TASK STATEMENT -> In your copy, include every line of the listing below exactly but none of the pictures.

Chart and figure data:
*****
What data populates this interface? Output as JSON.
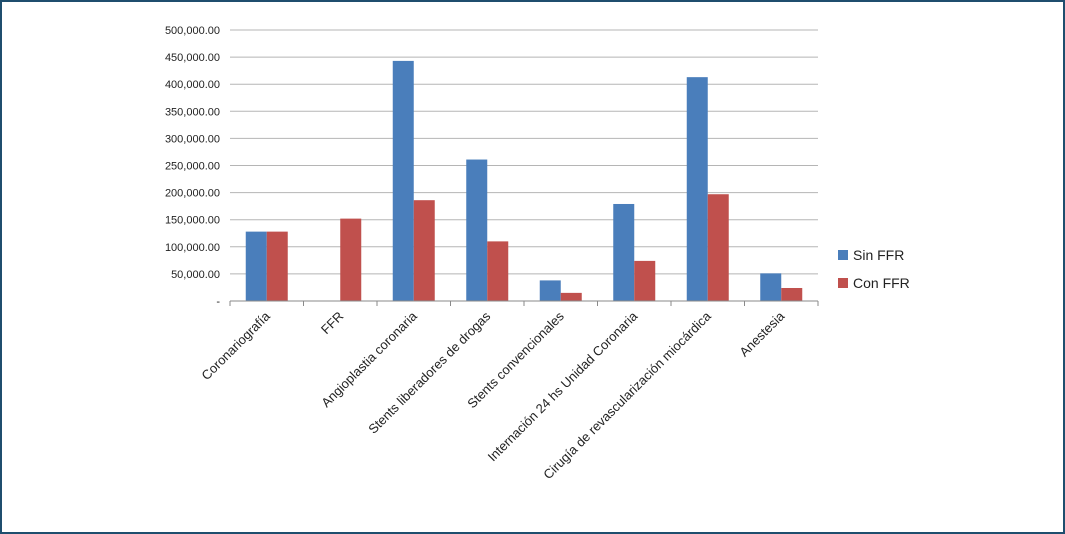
{
  "chart_data": {
    "type": "bar",
    "categories": [
      "Coronariografía",
      "FFR",
      "Angioplastia coronaria",
      "Stents liberadores de drogas",
      "Stents convencionales",
      "Internación 24 hs Unidad Coronaria",
      "Cirugía de revascularización miocárdica",
      "Anestesia"
    ],
    "series": [
      {
        "name": "Sin FFR",
        "color": "#4a7ebb",
        "values": [
          128000,
          0,
          443000,
          261000,
          38000,
          179000,
          413000,
          51000
        ]
      },
      {
        "name": "Con FFR",
        "color": "#c0504d",
        "values": [
          128000,
          152000,
          186000,
          110000,
          15000,
          74000,
          197000,
          24000
        ]
      }
    ],
    "ylim": [
      0,
      500000
    ],
    "yticks": [
      0,
      50000,
      100000,
      150000,
      200000,
      250000,
      300000,
      350000,
      400000,
      450000,
      500000
    ],
    "ytick_labels": [
      "-",
      "50,000.00",
      "100,000.00",
      "150,000.00",
      "200,000.00",
      "250,000.00",
      "300,000.00",
      "350,000.00",
      "400,000.00",
      "450,000.00",
      "500,000.00"
    ],
    "grid": true,
    "legend": "right",
    "title": "",
    "xlabel": "",
    "ylabel": ""
  }
}
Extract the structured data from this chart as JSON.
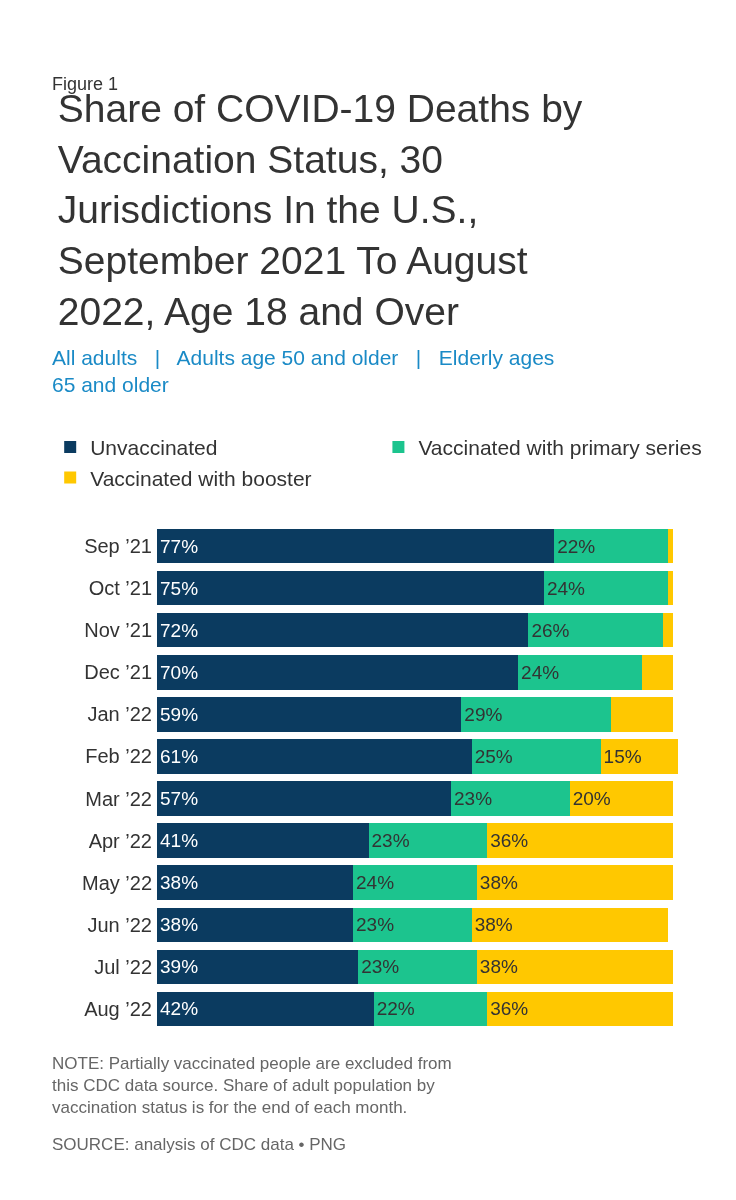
{
  "chart_data": {
    "type": "bar",
    "orientation": "horizontal",
    "stacked": true,
    "title": "Share of COVID-19 Deaths by Vaccination Status, 30 Jurisdictions In the U.S., September 2021 To August 2022, Age 18 and Over",
    "categories": [
      "Sep ’21",
      "Oct ’21",
      "Nov ’21",
      "Dec ’21",
      "Jan ’22",
      "Feb ’22",
      "Mar ’22",
      "Apr ’22",
      "May ’22",
      "Jun ’22",
      "Jul ’22",
      "Aug ’22"
    ],
    "series": [
      {
        "name": "Unvaccinated",
        "color": "#0b3b60",
        "values": [
          77,
          75,
          72,
          70,
          59,
          61,
          57,
          41,
          38,
          38,
          39,
          42
        ],
        "value_labels": [
          "77%",
          "75%",
          "72%",
          "70%",
          "59%",
          "61%",
          "57%",
          "41%",
          "38%",
          "38%",
          "39%",
          "42%"
        ]
      },
      {
        "name": "Vaccinated with primary series",
        "color": "#1cc48e",
        "values": [
          22,
          24,
          26,
          24,
          29,
          25,
          23,
          23,
          24,
          23,
          23,
          22
        ],
        "value_labels": [
          "22%",
          "24%",
          "26%",
          "24%",
          "29%",
          "25%",
          "23%",
          "23%",
          "24%",
          "23%",
          "23%",
          "22%"
        ]
      },
      {
        "name": "Vaccinated with booster",
        "color": "#ffc800",
        "values": [
          1,
          1,
          2,
          6,
          12,
          15,
          20,
          36,
          38,
          38,
          38,
          36
        ],
        "value_labels": [
          null,
          null,
          null,
          null,
          null,
          "15%",
          "20%",
          "36%",
          "38%",
          "38%",
          "38%",
          "36%"
        ]
      }
    ],
    "legend": "top",
    "tick_labels": "y",
    "annotations": [
      "Figure 1",
      "All adults   |   Adults age 50 and older   |   Elderly ages 65 and older",
      "NOTE: Partially vaccinated people are excluded from this CDC data source. Share of adult population by vaccination status is for the end of each month.",
      "SOURCE: analysis of CDC data • PNG"
    ]
  }
}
*****
THE COMPLETED TASK ->
What data populates this interface? Output as JSON.
{
  "chart_data": {
    "type": "bar",
    "categories": [
      "Coronariografía",
      "FFR",
      "Angioplastia coronaria",
      "Stents liberadores de drogas",
      "Stents convencionales",
      "Internación 24 hs Unidad Coronaria",
      "Cirugía de revascularización miocárdica",
      "Anestesia"
    ],
    "series": [
      {
        "name": "Sin FFR",
        "color": "#4a7ebb",
        "values": [
          128000,
          0,
          443000,
          261000,
          38000,
          179000,
          413000,
          51000
        ]
      },
      {
        "name": "Con FFR",
        "color": "#c0504d",
        "values": [
          128000,
          152000,
          186000,
          110000,
          15000,
          74000,
          197000,
          24000
        ]
      }
    ],
    "ylim": [
      0,
      500000
    ],
    "yticks": [
      0,
      50000,
      100000,
      150000,
      200000,
      250000,
      300000,
      350000,
      400000,
      450000,
      500000
    ],
    "ytick_labels": [
      "-",
      "50,000.00",
      "100,000.00",
      "150,000.00",
      "200,000.00",
      "250,000.00",
      "300,000.00",
      "350,000.00",
      "400,000.00",
      "450,000.00",
      "500,000.00"
    ],
    "grid": true,
    "legend": "right",
    "title": "",
    "xlabel": "",
    "ylabel": ""
  }
}
Extract the structured data from this chart as JSON.
{
  "chart_data": {
    "type": "bar",
    "orientation": "horizontal",
    "stacked": true,
    "title": "Share of COVID-19 Deaths by Vaccination Status, 30 Jurisdictions In the U.S., September 2021 To August 2022, Age 18 and Over",
    "categories": [
      "Sep ’21",
      "Oct ’21",
      "Nov ’21",
      "Dec ’21",
      "Jan ’22",
      "Feb ’22",
      "Mar ’22",
      "Apr ’22",
      "May ’22",
      "Jun ’22",
      "Jul ’22",
      "Aug ’22"
    ],
    "series": [
      {
        "name": "Unvaccinated",
        "color": "#0b3b60",
        "values": [
          77,
          75,
          72,
          70,
          59,
          61,
          57,
          41,
          38,
          38,
          39,
          42
        ],
        "value_labels": [
          "77%",
          "75%",
          "72%",
          "70%",
          "59%",
          "61%",
          "57%",
          "41%",
          "38%",
          "38%",
          "39%",
          "42%"
        ]
      },
      {
        "name": "Vaccinated with primary series",
        "color": "#1cc48e",
        "values": [
          22,
          24,
          26,
          24,
          29,
          25,
          23,
          23,
          24,
          23,
          23,
          22
        ],
        "value_labels": [
          "22%",
          "24%",
          "26%",
          "24%",
          "29%",
          "25%",
          "23%",
          "23%",
          "24%",
          "23%",
          "23%",
          "22%"
        ]
      },
      {
        "name": "Vaccinated with booster",
        "color": "#ffc800",
        "values": [
          1,
          1,
          2,
          6,
          12,
          15,
          20,
          36,
          38,
          38,
          38,
          36
        ],
        "value_labels": [
          null,
          null,
          null,
          null,
          null,
          "15%",
          "20%",
          "36%",
          "38%",
          "38%",
          "38%",
          "36%"
        ]
      }
    ],
    "legend": "top",
    "tick_labels": "y",
    "annotations": [
      "Figure 1",
      "All adults   |   Adults age 50 and older   |   Elderly ages 65 and older",
      "NOTE: Partially vaccinated people are excluded from this CDC data source. Share of adult population by vaccination status is for the end of each month.",
      "SOURCE: analysis of CDC data • PNG"
    ]
  }
}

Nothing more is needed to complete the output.